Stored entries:
+++++

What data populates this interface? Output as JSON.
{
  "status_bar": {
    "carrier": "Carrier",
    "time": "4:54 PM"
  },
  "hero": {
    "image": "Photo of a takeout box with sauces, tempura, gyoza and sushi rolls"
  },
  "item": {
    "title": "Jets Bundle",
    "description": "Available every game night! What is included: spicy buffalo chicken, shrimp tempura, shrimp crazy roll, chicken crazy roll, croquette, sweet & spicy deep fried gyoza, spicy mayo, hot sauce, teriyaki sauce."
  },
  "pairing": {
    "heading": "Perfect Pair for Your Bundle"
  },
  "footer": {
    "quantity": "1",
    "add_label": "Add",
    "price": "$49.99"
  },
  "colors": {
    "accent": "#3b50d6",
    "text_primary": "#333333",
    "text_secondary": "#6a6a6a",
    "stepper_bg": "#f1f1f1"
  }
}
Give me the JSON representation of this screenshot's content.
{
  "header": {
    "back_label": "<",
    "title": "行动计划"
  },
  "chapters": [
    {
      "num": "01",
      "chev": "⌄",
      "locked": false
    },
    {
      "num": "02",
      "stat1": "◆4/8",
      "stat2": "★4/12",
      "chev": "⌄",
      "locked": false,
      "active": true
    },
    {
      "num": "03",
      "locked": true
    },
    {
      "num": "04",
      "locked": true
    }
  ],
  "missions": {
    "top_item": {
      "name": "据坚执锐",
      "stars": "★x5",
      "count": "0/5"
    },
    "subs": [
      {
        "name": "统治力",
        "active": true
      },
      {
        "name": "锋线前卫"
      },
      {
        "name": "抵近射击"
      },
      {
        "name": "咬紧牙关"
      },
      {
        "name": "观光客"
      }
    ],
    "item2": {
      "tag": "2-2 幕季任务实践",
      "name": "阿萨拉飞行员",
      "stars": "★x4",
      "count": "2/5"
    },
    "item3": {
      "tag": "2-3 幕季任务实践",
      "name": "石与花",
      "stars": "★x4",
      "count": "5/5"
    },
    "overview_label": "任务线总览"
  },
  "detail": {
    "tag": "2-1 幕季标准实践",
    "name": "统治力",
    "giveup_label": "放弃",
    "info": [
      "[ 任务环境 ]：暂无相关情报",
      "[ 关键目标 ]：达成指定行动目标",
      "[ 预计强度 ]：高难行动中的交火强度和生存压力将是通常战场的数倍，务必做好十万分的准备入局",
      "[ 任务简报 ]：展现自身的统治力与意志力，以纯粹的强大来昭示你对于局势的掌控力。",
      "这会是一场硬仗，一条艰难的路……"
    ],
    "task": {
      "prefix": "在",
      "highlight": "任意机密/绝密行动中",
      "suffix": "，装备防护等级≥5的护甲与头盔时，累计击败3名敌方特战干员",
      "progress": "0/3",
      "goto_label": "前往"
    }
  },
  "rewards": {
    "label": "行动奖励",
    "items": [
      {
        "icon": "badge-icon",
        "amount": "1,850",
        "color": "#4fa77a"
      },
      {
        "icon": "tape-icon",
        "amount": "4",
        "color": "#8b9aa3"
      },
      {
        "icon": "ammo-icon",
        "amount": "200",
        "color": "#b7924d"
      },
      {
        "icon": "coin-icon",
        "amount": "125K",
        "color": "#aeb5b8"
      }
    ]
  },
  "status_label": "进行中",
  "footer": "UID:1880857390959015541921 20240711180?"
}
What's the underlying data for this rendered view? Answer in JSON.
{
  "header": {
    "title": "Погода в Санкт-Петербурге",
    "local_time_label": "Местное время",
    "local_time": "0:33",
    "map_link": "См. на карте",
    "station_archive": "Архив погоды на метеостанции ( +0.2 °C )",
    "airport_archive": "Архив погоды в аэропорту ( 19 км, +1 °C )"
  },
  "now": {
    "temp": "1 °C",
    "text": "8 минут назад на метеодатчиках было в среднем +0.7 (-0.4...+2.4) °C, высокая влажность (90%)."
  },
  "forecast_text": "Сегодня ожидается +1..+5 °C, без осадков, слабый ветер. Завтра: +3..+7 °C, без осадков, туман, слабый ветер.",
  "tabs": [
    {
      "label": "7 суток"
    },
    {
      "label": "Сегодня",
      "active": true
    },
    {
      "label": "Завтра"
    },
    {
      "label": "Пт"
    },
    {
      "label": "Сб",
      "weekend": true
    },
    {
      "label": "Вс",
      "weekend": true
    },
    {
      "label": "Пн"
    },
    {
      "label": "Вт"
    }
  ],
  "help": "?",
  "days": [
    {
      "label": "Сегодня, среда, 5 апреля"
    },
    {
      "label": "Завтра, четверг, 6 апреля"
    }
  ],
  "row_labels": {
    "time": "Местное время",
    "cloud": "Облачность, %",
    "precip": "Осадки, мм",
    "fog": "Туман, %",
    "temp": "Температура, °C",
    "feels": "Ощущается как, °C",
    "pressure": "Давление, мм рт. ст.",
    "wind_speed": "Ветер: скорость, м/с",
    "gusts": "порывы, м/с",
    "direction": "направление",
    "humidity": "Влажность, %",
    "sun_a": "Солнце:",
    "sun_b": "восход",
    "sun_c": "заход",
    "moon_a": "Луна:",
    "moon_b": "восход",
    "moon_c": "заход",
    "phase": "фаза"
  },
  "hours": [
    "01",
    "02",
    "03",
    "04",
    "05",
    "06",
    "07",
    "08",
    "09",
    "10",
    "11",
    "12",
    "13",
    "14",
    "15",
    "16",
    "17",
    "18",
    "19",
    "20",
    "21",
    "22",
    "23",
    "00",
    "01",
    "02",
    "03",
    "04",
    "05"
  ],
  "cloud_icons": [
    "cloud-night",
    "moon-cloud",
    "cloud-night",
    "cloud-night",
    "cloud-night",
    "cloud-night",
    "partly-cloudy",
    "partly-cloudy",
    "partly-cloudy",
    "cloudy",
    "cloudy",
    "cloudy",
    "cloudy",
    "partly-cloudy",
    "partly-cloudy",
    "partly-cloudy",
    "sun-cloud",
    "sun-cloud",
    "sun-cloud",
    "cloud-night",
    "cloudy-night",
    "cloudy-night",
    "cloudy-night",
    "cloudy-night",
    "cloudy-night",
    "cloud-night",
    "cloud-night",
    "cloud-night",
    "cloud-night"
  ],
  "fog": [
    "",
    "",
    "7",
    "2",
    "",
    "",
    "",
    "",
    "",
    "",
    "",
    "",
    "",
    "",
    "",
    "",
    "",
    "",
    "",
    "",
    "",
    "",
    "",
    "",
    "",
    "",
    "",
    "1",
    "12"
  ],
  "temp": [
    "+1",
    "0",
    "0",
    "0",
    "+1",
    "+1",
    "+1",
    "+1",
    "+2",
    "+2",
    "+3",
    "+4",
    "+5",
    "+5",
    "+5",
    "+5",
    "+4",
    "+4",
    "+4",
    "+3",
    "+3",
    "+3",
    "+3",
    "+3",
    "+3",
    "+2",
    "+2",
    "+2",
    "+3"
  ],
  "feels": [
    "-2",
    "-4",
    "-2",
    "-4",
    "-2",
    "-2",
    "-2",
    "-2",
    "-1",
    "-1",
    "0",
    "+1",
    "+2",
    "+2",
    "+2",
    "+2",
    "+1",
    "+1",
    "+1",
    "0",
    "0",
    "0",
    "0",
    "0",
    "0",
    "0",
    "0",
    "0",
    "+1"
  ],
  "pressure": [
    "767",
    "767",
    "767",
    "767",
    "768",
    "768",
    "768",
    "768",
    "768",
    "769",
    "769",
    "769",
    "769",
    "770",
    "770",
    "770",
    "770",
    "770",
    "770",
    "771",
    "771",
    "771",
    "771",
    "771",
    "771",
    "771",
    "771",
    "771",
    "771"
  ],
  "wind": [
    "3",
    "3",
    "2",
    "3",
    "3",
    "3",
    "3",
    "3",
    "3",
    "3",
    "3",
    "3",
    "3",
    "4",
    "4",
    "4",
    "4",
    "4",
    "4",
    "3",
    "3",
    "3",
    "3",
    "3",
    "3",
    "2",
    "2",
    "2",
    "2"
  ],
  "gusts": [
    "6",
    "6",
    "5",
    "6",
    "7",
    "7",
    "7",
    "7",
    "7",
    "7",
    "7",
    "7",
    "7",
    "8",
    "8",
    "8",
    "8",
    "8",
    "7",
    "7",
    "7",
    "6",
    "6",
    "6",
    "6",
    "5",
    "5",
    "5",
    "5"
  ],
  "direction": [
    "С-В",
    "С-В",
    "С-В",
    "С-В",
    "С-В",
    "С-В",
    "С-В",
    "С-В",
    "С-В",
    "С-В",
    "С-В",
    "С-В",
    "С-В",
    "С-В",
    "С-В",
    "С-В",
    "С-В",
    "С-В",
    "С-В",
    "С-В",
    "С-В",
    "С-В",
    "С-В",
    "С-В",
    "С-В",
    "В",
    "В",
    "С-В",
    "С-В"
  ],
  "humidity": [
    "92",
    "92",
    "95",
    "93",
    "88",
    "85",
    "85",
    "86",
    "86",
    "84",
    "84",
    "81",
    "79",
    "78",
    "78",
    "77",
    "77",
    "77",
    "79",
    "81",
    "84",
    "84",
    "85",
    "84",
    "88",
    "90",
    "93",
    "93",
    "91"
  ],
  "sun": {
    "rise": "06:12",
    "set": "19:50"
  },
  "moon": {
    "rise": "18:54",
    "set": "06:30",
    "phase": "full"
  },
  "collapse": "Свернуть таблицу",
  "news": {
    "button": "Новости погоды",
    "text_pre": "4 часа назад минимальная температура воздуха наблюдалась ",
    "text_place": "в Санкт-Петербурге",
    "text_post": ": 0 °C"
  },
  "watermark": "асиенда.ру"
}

+++++

# Aim
Find every line that has "погоды" in it, then return those lines.

# Response to the exercise
    "station_archive": "Архив погоды на метеостанции ( +0.2 °C )",
    "airport_archive": "Архив погоды в аэропорту ( 19 км, +1 °C )"
    "button": "Новости погоды",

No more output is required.